• **Exercise aim**: Restate the entries word for word, omitting nothing.

+++ Provided data +++

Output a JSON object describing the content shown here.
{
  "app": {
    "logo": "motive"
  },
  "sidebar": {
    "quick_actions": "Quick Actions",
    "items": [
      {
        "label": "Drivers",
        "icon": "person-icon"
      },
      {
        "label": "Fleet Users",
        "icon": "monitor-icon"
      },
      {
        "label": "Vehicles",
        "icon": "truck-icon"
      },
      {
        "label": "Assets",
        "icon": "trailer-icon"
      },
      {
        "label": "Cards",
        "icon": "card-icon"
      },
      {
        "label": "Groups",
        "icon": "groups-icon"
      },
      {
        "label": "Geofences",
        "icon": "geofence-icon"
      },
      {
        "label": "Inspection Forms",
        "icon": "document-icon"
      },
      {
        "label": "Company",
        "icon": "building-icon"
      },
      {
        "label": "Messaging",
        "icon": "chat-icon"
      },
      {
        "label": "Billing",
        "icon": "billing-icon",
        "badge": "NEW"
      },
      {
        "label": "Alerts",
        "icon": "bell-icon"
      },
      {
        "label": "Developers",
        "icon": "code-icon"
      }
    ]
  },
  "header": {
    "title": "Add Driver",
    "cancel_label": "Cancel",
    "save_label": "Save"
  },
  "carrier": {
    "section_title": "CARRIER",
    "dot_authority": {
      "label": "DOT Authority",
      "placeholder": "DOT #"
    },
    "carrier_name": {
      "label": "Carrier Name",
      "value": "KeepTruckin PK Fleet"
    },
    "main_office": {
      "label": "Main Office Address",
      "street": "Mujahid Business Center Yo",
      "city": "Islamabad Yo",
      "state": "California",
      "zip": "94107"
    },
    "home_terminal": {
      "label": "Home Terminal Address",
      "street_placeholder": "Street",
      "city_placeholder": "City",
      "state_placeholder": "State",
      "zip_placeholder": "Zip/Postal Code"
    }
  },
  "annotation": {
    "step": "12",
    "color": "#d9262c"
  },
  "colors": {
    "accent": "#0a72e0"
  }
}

+++

• **Expected output**:
Output a JSON object describing the content shown here.
{
  "app": {
    "logo": "motive"
  },
  "sidebar": {
    "quick_actions": "Quick Actions",
    "items": [
      {
        "label": "Drivers",
        "icon": "person-icon"
      },
      {
        "label": "Fleet Users",
        "icon": "monitor-icon"
      },
      {
        "label": "Vehicles",
        "icon": "truck-icon"
      },
      {
        "label": "Assets",
        "icon": "trailer-icon"
      },
      {
        "label": "Cards",
        "icon": "card-icon"
      },
      {
        "label": "Groups",
        "icon": "groups-icon"
      },
      {
        "label": "Geofences",
        "icon": "geofence-icon"
      },
      {
        "label": "Inspection Forms",
        "icon": "document-icon"
      },
      {
        "label": "Company",
        "icon": "building-icon"
      },
      {
        "label": "Messaging",
        "icon": "chat-icon"
      },
      {
        "label": "Billing",
        "icon": "billing-icon",
        "badge": "NEW"
      },
      {
        "label": "Alerts",
        "icon": "bell-icon"
      },
      {
        "label": "Developers",
        "icon": "code-icon"
      }
    ]
  },
  "header": {
    "title": "Add Driver",
    "cancel_label": "Cancel",
    "save_label": "Save"
  },
  "carrier": {
    "section_title": "CARRIER",
    "dot_authority": {
      "label": "DOT Authority",
      "placeholder": "DOT #"
    },
    "carrier_name": {
      "label": "Carrier Name",
      "value": "KeepTruckin PK Fleet"
    },
    "main_office": {
      "label": "Main Office Address",
      "street": "Mujahid Business Center Yo",
      "city": "Islamabad Yo",
      "state": "California",
      "zip": "94107"
    },
    "home_terminal": {
      "label": "Home Terminal Address",
      "street_placeholder": "Street",
      "city_placeholder": "City",
      "state_placeholder": "State",
      "zip_placeholder": "Zip/Postal Code"
    }
  },
  "annotation": {
    "step": "12",
    "color": "#d9262c"
  },
  "colors": {
    "accent": "#0a72e0"
  }
}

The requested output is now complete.